Bron>
C-580/19 Stadt Offenbach am Main

Contentverzamelaar

C-580/19 Stadt Offenbach am Main

Prejudiciële hofzaak

Zie bijlage voor de verwijzingsuitspraak, en klik hier voor het dossier van het Hof van Justitie (voor zover beschikbaar).

Termijnen: Motivering departement: 25 september 2019
Schriftelijke opmerkingen: 11 november 2019

Trefwoorden : arbeidstijd; hulpdiensten

Onderwerp :

- Richtlijn 2003/88/EG van het Europees Parlement en de Raad van 4 november 2003 betreffende een aantal aspecten van de organisatie van de arbeidstijd;

 

Feiten:

De partijen betwisten of beschikbaarheidstijden, die de bevelvoerders bij de brandweerdienst Offenbach am Main worden toebedeeld, als arbeidstijd moeten worden aangemerkt. Naast zijn reguliere dienst heeft verzoeker regelmatig een zogenoemde dienst als bevelvoerder bij interventies (hierna: BvEdienst). Tijdens een BvE-dienst moet verzoeker permanent bereikbaar zijn, zijn uniform gereedhouden en een (bedrijfs)hulpverleningsvoertuig bij zich hebben om binnen 20 minuten ter plaatse te kunnen zijn. Verzoeker vindt dat de BvE-dienst als arbeidstijd moet worden aangemerkt. Beschikbaarheidstijd kan ook als arbeidstijd worden beschouwd indien de plaats van verblijf van de werknemer niet door de werkgever wordt voorgeschreven, maar deze een zeer kort tijdsbestek (20 minuten) bepaalt waarbinnen de werknemer met zijn werkzaamheden moet beginnen. Verzoeker stelt tijdens de BvE-dienst zowel in de keuze van zijn plaats van verblijf als in de keuze van zijn activiteit sterk beperkt te zijn. Verzoeker vordert de vaststelling dat zijn gewerkte BvE-diensten in hun geheel als arbeidstijd aangemerkt en vergoed moeten worden. Hij vordert daarom €27.878,16 bruto voor de periode van 11.10.2013 t/m 31.12.2015.

Opdrachten>
1. Waartoe dienen volgens de tekst over zaak C-580/19 de verplichtingen die verzoeker tijdens een BvE-dienst heeft? Leg dat uit in één tot drie zinnen.
2. Noem alle datums die in de tekst over zaak C-580/19 voorkomen.
3. Pak alsjeblieft de tekst over zaak C-580/19 op na de laatste zin en schrijf hem verder.
De vermeldingen komen uit een andere bron dan de tekst over zaak C-580/19.

Aangeleverde gegevens>
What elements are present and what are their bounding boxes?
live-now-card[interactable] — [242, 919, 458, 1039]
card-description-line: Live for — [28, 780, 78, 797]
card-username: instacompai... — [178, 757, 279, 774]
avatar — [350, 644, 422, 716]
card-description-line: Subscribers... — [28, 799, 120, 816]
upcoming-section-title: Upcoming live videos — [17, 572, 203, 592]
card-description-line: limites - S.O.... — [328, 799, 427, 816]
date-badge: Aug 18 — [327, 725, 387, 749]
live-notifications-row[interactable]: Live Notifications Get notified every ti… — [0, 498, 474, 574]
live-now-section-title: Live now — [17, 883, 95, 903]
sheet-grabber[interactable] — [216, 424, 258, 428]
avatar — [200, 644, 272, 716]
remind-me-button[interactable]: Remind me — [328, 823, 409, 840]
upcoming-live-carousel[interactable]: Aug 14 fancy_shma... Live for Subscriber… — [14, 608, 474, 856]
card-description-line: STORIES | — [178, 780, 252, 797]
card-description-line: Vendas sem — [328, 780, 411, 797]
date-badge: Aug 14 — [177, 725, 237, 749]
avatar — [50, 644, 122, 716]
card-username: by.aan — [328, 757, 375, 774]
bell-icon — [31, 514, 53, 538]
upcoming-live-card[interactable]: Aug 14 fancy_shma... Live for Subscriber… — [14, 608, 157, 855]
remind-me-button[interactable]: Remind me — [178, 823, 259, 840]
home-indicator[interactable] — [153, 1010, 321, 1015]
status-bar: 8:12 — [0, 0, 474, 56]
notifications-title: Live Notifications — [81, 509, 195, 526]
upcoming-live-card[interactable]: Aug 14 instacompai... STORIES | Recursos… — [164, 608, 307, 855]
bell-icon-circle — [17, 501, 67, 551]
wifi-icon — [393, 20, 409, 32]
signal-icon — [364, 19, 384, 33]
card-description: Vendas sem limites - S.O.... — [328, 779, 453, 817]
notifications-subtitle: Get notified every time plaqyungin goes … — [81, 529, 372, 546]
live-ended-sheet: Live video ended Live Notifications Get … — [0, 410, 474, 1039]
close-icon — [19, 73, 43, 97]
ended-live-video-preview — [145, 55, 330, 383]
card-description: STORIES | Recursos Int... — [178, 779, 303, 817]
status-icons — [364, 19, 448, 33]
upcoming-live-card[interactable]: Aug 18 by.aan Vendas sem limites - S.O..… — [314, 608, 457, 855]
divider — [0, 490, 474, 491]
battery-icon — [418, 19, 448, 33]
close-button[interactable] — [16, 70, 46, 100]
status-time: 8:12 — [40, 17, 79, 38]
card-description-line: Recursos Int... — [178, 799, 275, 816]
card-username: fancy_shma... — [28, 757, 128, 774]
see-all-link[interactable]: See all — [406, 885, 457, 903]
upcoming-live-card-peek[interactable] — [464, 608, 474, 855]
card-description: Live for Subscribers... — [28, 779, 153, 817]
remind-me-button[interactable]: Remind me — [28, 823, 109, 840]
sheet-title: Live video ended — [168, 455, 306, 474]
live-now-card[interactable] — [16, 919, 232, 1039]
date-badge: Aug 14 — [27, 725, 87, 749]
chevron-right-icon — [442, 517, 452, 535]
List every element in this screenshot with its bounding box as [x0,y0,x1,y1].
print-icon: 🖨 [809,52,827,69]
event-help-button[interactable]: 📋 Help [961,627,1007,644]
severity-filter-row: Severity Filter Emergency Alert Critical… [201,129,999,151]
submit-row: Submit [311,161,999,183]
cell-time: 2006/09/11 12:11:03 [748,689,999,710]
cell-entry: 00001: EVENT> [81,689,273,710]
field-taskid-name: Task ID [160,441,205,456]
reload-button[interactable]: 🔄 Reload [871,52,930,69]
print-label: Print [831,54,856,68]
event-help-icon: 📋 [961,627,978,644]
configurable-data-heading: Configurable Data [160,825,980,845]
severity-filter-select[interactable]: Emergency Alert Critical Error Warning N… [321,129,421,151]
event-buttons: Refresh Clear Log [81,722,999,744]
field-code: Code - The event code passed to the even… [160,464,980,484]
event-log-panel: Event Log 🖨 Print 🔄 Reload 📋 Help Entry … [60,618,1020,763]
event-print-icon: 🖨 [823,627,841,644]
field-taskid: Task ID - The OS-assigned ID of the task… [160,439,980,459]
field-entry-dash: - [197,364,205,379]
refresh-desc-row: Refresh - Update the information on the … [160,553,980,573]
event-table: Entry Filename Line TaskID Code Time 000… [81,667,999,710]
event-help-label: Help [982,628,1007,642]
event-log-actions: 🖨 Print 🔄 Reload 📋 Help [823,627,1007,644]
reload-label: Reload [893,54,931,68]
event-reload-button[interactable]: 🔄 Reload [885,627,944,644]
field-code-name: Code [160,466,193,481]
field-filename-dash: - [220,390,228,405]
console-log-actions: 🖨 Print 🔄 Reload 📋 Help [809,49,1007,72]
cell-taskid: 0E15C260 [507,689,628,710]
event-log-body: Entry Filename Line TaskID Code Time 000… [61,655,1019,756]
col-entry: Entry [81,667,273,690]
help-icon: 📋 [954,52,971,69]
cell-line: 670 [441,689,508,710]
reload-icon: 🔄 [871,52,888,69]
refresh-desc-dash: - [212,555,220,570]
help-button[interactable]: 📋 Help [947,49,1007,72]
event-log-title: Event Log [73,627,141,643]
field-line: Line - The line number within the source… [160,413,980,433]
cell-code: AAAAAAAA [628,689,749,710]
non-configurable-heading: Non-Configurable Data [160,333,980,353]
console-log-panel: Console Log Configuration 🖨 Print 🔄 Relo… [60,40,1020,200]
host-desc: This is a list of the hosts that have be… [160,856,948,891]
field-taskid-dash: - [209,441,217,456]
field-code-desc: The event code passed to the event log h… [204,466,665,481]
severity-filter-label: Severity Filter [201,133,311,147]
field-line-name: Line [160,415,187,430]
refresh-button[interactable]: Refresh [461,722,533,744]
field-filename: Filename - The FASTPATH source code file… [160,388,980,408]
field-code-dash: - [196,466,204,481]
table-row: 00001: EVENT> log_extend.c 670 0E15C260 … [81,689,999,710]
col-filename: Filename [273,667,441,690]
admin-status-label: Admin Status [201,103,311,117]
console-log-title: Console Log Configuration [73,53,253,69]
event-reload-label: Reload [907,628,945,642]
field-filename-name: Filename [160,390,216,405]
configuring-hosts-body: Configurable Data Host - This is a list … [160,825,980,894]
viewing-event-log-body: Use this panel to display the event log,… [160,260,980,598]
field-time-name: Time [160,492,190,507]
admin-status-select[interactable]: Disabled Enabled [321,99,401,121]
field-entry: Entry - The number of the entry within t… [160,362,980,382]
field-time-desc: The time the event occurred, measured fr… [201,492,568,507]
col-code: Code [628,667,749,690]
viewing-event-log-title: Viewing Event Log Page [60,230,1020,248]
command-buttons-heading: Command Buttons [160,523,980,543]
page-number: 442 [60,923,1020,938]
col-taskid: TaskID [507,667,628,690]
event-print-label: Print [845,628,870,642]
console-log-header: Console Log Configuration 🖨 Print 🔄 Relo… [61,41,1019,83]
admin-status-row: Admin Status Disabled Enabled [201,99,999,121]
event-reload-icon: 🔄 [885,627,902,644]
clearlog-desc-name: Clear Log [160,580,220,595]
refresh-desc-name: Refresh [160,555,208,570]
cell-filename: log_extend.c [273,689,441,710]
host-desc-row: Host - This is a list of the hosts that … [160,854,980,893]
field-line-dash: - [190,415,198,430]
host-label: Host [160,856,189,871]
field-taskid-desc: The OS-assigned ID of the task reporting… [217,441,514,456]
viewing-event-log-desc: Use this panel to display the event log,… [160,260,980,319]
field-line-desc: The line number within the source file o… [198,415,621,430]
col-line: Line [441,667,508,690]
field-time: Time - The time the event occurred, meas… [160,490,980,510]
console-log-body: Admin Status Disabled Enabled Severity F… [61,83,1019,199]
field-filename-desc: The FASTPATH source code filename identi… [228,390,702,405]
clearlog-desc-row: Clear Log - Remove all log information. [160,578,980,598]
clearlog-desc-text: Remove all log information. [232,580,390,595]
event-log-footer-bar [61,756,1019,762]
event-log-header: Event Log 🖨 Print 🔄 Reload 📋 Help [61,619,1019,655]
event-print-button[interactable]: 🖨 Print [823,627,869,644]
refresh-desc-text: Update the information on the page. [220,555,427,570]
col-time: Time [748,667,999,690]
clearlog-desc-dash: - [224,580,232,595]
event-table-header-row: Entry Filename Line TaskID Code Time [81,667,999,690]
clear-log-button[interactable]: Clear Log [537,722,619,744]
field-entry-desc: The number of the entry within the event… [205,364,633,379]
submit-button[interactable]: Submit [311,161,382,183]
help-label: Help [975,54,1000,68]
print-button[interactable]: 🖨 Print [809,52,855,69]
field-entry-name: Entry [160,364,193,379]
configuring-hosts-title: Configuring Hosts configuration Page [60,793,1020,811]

Antwoorden>
1. Tijdens een BvE-dienst moet verzoeker permanent bereikbaar zijn, zijn uniform gereedhouden en een (bedrijfs)hulpverleningsvoertuig bij zich hebben. Zo kan hij binnen 20 minuten ter plaatse zijn.

2.
- 25 september 2019
- 11 november 2019
- 4 november 2003
- 11.10.2013
- 31.12.2015

3.
Volgens verweerster is de BvE-dienst geen arbeidstijd. Verzoeker is niet verplicht fysiek aanwezig te zijn op een door verweerster bepaalde plaats buiten zijn privésfeer. Bovendien ontbreekt het aan regelmatige interventies die het Bundesverwaltungsgericht voor de kwalificatie als arbeidstijd vereist.

 

Overweging:

Deze vragen betreffen de uitlegging van artikel 2, punt 1, van richtlijn 2003/88/EG van het Europees Parlement en de Raad van 4 november 2003 betreffende een aantal aspecten van de organisatie van de arbeidstijd. De prejudiciële vragen tot uitlegging van de richtlijn zijn relevant voor de beslechting van het geschil en moeten door het Hof worden beantwoord.

 

Prejudiciële vragen:

1. Moet artikel 2 van richtlijn 2003/88/EG aldus worden uitgelegd dat beschikbaarheidstijden waarin een werknemer verplicht is om in uniform met het hulpverleningsvoertuig binnen twintig minuten de stadsgrens van zijn standplaats te kunnen bereiken, als arbeidstijd worden aangemerkt, hoewel de werkgever de werknemer niet verplicht om fysiek aanwezig te zijn op een door hem bepaalde plaats, maar de werknemer niettemin in aanzienlijke mate beperkt is in de keuze van deze plaats en in de mogelijkheden om zich aan zijn persoonlijke en sociale interesses te wijden?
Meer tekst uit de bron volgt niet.